• [WHAT YOU ARE ASKED TO DO]: Review the material and extract every line in which the word "this" occurs.

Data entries
☆ ☆ ☆

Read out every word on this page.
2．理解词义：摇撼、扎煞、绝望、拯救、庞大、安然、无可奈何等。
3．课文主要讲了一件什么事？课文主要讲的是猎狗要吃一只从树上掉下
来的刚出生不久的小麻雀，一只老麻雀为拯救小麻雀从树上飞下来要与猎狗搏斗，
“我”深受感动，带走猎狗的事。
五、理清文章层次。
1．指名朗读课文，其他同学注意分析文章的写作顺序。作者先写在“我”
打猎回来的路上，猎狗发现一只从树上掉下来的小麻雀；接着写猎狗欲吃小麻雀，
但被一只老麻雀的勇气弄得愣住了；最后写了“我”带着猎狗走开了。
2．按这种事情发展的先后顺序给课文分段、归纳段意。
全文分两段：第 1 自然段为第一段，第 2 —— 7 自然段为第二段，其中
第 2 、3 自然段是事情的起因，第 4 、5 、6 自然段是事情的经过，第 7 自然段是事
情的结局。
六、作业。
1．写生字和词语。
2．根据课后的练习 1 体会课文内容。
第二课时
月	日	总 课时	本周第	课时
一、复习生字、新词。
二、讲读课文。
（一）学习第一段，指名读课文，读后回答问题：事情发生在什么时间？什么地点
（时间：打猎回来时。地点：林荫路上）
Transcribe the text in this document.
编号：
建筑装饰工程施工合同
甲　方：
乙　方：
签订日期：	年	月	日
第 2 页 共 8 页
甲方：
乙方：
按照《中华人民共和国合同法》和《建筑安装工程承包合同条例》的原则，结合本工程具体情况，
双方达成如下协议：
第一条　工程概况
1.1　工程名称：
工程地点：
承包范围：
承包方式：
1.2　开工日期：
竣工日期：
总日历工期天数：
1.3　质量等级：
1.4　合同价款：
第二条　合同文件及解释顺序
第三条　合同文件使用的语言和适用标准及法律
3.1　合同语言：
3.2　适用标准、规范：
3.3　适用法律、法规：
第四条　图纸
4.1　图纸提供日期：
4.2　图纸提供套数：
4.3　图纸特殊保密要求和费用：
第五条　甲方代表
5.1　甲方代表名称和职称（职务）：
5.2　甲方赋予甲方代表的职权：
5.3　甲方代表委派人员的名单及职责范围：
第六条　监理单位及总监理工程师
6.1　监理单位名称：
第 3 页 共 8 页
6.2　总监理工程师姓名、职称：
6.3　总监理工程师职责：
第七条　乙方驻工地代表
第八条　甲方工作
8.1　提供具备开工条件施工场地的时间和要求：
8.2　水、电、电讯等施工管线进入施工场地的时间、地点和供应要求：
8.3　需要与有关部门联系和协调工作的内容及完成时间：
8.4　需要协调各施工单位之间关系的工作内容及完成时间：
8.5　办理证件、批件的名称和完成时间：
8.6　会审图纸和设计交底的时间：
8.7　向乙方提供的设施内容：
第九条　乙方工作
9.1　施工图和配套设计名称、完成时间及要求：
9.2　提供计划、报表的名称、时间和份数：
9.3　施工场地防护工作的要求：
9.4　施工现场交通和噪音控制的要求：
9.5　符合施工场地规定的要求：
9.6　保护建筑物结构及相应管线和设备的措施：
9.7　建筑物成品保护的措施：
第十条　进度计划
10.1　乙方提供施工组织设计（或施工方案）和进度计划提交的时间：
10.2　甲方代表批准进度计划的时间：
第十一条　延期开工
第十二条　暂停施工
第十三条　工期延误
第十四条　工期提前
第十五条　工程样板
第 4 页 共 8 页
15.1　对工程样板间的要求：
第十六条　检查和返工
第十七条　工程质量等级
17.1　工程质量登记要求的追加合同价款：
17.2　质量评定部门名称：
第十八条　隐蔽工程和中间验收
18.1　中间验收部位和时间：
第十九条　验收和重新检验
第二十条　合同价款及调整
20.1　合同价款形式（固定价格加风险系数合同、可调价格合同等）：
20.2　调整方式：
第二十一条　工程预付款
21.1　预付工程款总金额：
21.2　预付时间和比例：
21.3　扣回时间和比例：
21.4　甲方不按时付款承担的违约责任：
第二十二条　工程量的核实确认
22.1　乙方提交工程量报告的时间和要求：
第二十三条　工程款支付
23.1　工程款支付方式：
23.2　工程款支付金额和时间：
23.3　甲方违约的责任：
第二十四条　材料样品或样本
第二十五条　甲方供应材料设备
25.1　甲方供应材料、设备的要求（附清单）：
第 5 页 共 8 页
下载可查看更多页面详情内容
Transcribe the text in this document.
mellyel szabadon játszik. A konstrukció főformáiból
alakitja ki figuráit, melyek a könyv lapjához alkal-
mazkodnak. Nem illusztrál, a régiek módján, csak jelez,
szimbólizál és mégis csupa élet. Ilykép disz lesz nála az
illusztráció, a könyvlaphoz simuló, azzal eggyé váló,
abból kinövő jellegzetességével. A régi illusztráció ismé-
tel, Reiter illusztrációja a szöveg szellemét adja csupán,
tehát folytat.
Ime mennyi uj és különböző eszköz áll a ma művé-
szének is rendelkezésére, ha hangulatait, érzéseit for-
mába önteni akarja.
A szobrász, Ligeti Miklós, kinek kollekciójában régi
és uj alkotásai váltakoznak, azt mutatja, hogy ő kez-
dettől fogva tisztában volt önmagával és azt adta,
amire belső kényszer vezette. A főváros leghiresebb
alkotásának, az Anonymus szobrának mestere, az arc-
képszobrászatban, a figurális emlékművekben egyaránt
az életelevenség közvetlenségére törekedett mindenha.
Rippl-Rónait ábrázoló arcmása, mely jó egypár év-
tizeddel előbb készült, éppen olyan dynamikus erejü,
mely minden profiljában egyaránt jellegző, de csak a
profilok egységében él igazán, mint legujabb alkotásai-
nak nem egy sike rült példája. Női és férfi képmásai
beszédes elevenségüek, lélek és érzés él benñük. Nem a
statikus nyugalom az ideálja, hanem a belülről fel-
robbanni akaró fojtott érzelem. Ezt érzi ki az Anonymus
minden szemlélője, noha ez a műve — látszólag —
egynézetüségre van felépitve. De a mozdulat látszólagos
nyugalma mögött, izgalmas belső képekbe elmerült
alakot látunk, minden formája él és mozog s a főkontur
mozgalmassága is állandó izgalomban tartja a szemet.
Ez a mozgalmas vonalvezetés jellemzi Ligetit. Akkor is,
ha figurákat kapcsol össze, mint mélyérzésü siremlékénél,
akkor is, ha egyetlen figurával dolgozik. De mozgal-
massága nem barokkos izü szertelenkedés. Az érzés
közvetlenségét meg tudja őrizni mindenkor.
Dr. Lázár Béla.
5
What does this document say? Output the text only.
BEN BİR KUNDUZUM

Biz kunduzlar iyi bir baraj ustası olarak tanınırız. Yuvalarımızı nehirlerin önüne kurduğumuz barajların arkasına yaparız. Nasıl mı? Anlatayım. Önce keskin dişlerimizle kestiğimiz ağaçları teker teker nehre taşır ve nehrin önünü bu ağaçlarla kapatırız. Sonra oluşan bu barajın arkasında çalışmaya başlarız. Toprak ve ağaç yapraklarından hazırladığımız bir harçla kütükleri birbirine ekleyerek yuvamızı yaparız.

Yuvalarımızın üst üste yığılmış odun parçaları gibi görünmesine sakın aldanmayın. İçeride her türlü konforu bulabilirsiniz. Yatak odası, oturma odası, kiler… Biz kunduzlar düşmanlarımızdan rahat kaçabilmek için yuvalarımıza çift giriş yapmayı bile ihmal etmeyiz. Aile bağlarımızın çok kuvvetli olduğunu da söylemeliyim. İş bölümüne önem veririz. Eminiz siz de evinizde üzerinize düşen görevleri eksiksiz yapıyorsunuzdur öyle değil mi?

☆ ☆ ☆

• [WRITTEN SOLUTION]:
Read out every word on this page.
Transcribe the text in this document.
Transcribe the text in this document.
What does this document say? Output the text only.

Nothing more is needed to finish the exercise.